__What needs to be done__
Copy each line below without leaving any out.

== == ==

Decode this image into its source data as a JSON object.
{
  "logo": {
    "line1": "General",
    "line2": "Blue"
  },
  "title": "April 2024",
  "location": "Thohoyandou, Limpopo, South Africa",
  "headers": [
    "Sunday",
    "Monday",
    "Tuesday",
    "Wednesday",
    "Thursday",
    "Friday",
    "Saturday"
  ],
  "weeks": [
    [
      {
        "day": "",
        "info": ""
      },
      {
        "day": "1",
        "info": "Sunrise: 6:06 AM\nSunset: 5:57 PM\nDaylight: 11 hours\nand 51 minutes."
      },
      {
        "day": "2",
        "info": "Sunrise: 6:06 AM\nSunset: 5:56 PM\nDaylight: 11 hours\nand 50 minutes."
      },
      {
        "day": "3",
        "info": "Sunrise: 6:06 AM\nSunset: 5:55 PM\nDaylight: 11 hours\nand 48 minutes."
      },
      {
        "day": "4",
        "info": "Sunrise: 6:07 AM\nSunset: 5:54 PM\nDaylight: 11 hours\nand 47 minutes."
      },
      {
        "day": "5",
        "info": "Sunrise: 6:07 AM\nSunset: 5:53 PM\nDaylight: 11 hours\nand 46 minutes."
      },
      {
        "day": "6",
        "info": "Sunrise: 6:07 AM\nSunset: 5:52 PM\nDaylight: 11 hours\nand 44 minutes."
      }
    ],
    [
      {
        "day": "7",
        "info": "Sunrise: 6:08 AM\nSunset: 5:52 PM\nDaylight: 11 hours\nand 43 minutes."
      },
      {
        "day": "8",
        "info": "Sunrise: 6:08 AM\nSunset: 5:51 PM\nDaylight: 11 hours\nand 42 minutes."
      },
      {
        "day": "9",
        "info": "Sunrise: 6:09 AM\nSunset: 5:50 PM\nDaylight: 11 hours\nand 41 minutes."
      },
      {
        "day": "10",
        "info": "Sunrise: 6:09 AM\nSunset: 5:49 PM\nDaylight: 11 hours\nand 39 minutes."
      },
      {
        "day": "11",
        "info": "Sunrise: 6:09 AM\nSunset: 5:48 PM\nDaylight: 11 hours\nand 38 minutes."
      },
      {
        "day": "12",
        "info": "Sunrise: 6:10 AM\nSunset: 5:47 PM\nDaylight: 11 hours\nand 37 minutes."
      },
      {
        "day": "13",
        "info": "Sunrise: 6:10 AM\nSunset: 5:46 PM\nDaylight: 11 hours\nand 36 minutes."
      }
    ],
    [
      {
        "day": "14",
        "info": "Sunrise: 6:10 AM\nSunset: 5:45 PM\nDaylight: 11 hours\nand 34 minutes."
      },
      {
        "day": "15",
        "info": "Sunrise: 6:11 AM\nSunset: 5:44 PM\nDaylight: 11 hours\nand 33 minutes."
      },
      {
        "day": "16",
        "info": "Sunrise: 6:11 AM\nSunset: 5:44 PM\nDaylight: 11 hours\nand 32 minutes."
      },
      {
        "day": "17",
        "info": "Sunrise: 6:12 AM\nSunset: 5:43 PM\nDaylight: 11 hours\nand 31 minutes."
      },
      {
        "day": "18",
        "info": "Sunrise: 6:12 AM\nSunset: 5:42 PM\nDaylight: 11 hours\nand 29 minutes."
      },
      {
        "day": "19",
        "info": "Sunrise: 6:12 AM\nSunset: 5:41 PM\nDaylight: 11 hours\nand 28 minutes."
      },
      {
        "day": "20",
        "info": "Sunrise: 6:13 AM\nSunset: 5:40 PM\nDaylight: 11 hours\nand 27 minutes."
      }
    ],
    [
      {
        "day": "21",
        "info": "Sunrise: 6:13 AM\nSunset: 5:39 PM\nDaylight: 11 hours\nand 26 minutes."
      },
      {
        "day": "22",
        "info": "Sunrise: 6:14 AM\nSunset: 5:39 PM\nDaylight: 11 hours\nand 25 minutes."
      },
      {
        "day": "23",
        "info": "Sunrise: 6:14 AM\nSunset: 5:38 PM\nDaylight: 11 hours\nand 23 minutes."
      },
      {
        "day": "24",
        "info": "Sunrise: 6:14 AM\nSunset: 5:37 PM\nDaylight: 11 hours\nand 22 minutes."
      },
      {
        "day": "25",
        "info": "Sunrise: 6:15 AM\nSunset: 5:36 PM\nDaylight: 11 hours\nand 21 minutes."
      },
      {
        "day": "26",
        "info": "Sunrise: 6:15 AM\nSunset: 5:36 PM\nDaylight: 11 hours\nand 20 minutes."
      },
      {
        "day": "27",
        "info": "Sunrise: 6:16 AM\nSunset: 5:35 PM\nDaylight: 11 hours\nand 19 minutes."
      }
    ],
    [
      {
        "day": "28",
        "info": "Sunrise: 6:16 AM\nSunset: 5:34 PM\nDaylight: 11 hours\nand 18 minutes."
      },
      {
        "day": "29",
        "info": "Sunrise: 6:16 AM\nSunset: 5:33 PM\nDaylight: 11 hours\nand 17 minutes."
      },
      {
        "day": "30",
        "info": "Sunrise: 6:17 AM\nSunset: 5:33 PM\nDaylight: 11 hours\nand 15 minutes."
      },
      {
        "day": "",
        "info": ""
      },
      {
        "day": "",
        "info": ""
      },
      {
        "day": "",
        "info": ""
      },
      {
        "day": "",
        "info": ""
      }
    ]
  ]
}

== == ==

__Response below__
Decode this image into its source data as a JSON object.
{
  "logo": {
    "line1": "General",
    "line2": "Blue"
  },
  "title": "April 2024",
  "location": "Thohoyandou, Limpopo, South Africa",
  "headers": [
    "Sunday",
    "Monday",
    "Tuesday",
    "Wednesday",
    "Thursday",
    "Friday",
    "Saturday"
  ],
  "weeks": [
    [
      {
        "day": "",
        "info": ""
      },
      {
        "day": "1",
        "info": "Sunrise: 6:06 AM\nSunset: 5:57 PM\nDaylight: 11 hours\nand 51 minutes."
      },
      {
        "day": "2",
        "info": "Sunrise: 6:06 AM\nSunset: 5:56 PM\nDaylight: 11 hours\nand 50 minutes."
      },
      {
        "day": "3",
        "info": "Sunrise: 6:06 AM\nSunset: 5:55 PM\nDaylight: 11 hours\nand 48 minutes."
      },
      {
        "day": "4",
        "info": "Sunrise: 6:07 AM\nSunset: 5:54 PM\nDaylight: 11 hours\nand 47 minutes."
      },
      {
        "day": "5",
        "info": "Sunrise: 6:07 AM\nSunset: 5:53 PM\nDaylight: 11 hours\nand 46 minutes."
      },
      {
        "day": "6",
        "info": "Sunrise: 6:07 AM\nSunset: 5:52 PM\nDaylight: 11 hours\nand 44 minutes."
      }
    ],
    [
      {
        "day": "7",
        "info": "Sunrise: 6:08 AM\nSunset: 5:52 PM\nDaylight: 11 hours\nand 43 minutes."
      },
      {
        "day": "8",
        "info": "Sunrise: 6:08 AM\nSunset: 5:51 PM\nDaylight: 11 hours\nand 42 minutes."
      },
      {
        "day": "9",
        "info": "Sunrise: 6:09 AM\nSunset: 5:50 PM\nDaylight: 11 hours\nand 41 minutes."
      },
      {
        "day": "10",
        "info": "Sunrise: 6:09 AM\nSunset: 5:49 PM\nDaylight: 11 hours\nand 39 minutes."
      },
      {
        "day": "11",
        "info": "Sunrise: 6:09 AM\nSunset: 5:48 PM\nDaylight: 11 hours\nand 38 minutes."
      },
      {
        "day": "12",
        "info": "Sunrise: 6:10 AM\nSunset: 5:47 PM\nDaylight: 11 hours\nand 37 minutes."
      },
      {
        "day": "13",
        "info": "Sunrise: 6:10 AM\nSunset: 5:46 PM\nDaylight: 11 hours\nand 36 minutes."
      }
    ],
    [
      {
        "day": "14",
        "info": "Sunrise: 6:10 AM\nSunset: 5:45 PM\nDaylight: 11 hours\nand 34 minutes."
      },
      {
        "day": "15",
        "info": "Sunrise: 6:11 AM\nSunset: 5:44 PM\nDaylight: 11 hours\nand 33 minutes."
      },
      {
        "day": "16",
        "info": "Sunrise: 6:11 AM\nSunset: 5:44 PM\nDaylight: 11 hours\nand 32 minutes."
      },
      {
        "day": "17",
        "info": "Sunrise: 6:12 AM\nSunset: 5:43 PM\nDaylight: 11 hours\nand 31 minutes."
      },
      {
        "day": "18",
        "info": "Sunrise: 6:12 AM\nSunset: 5:42 PM\nDaylight: 11 hours\nand 29 minutes."
      },
      {
        "day": "19",
        "info": "Sunrise: 6:12 AM\nSunset: 5:41 PM\nDaylight: 11 hours\nand 28 minutes."
      },
      {
        "day": "20",
        "info": "Sunrise: 6:13 AM\nSunset: 5:40 PM\nDaylight: 11 hours\nand 27 minutes."
      }
    ],
    [
      {
        "day": "21",
        "info": "Sunrise: 6:13 AM\nSunset: 5:39 PM\nDaylight: 11 hours\nand 26 minutes."
      },
      {
        "day": "22",
        "info": "Sunrise: 6:14 AM\nSunset: 5:39 PM\nDaylight: 11 hours\nand 25 minutes."
      },
      {
        "day": "23",
        "info": "Sunrise: 6:14 AM\nSunset: 5:38 PM\nDaylight: 11 hours\nand 23 minutes."
      },
      {
        "day": "24",
        "info": "Sunrise: 6:14 AM\nSunset: 5:37 PM\nDaylight: 11 hours\nand 22 minutes."
      },
      {
        "day": "25",
        "info": "Sunrise: 6:15 AM\nSunset: 5:36 PM\nDaylight: 11 hours\nand 21 minutes."
      },
      {
        "day": "26",
        "info": "Sunrise: 6:15 AM\nSunset: 5:36 PM\nDaylight: 11 hours\nand 20 minutes."
      },
      {
        "day": "27",
        "info": "Sunrise: 6:16 AM\nSunset: 5:35 PM\nDaylight: 11 hours\nand 19 minutes."
      }
    ],
    [
      {
        "day": "28",
        "info": "Sunrise: 6:16 AM\nSunset: 5:34 PM\nDaylight: 11 hours\nand 18 minutes."
      },
      {
        "day": "29",
        "info": "Sunrise: 6:16 AM\nSunset: 5:33 PM\nDaylight: 11 hours\nand 17 minutes."
      },
      {
        "day": "30",
        "info": "Sunrise: 6:17 AM\nSunset: 5:33 PM\nDaylight: 11 hours\nand 15 minutes."
      },
      {
        "day": "",
        "info": ""
      },
      {
        "day": "",
        "info": ""
      },
      {
        "day": "",
        "info": ""
      },
      {
        "day": "",
        "info": ""
      }
    ]
  ]
}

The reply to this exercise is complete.